§ **What is needed**
Drop the pictures, then extract the listing word for word.

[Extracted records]
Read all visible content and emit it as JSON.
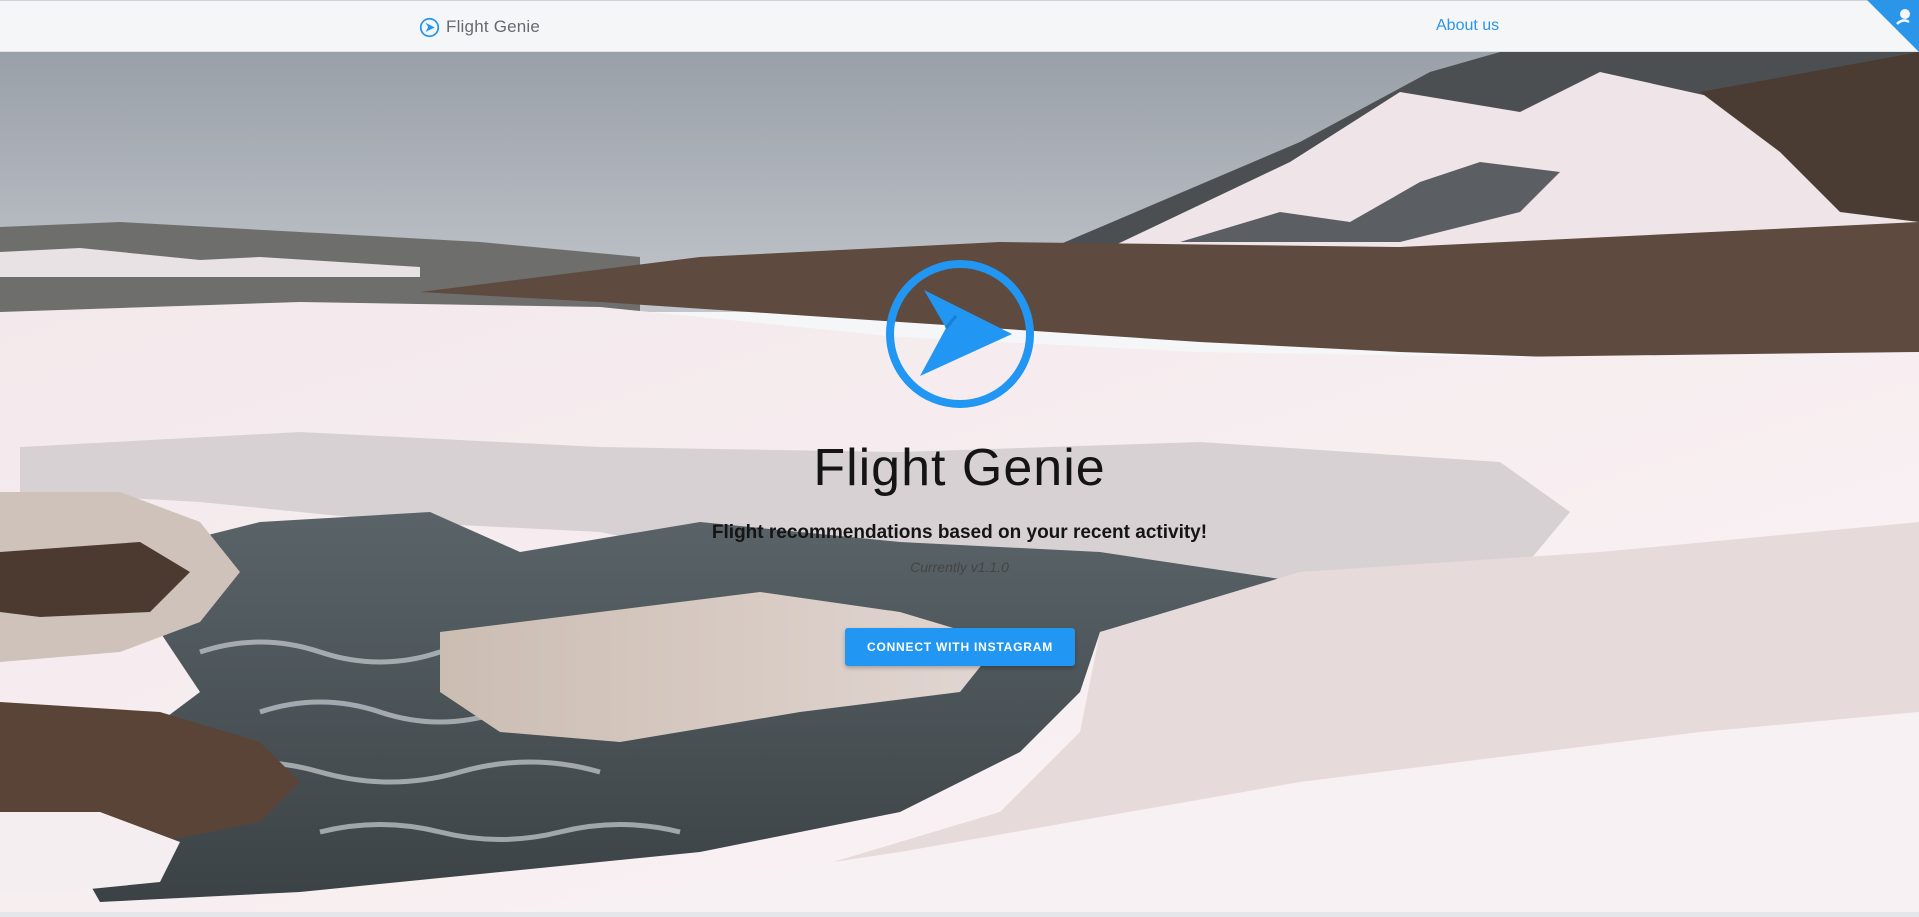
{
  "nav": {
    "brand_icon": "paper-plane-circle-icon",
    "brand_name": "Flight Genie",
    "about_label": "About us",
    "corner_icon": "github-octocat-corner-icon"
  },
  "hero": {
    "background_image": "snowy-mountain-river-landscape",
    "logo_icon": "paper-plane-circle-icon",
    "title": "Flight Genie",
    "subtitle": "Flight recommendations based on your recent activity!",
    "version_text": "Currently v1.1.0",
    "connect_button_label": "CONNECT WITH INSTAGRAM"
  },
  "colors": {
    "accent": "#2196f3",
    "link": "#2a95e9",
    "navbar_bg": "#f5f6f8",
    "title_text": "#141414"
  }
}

§ **Expected answer**
Read all visible content and emit it as JSON.
{
  "nav": {
    "brand_icon": "paper-plane-circle-icon",
    "brand_name": "Flight Genie",
    "about_label": "About us",
    "corner_icon": "github-octocat-corner-icon"
  },
  "hero": {
    "background_image": "snowy-mountain-river-landscape",
    "logo_icon": "paper-plane-circle-icon",
    "title": "Flight Genie",
    "subtitle": "Flight recommendations based on your recent activity!",
    "version_text": "Currently v1.1.0",
    "connect_button_label": "CONNECT WITH INSTAGRAM"
  },
  "colors": {
    "accent": "#2196f3",
    "link": "#2a95e9",
    "navbar_bg": "#f5f6f8",
    "title_text": "#141414"
  }
}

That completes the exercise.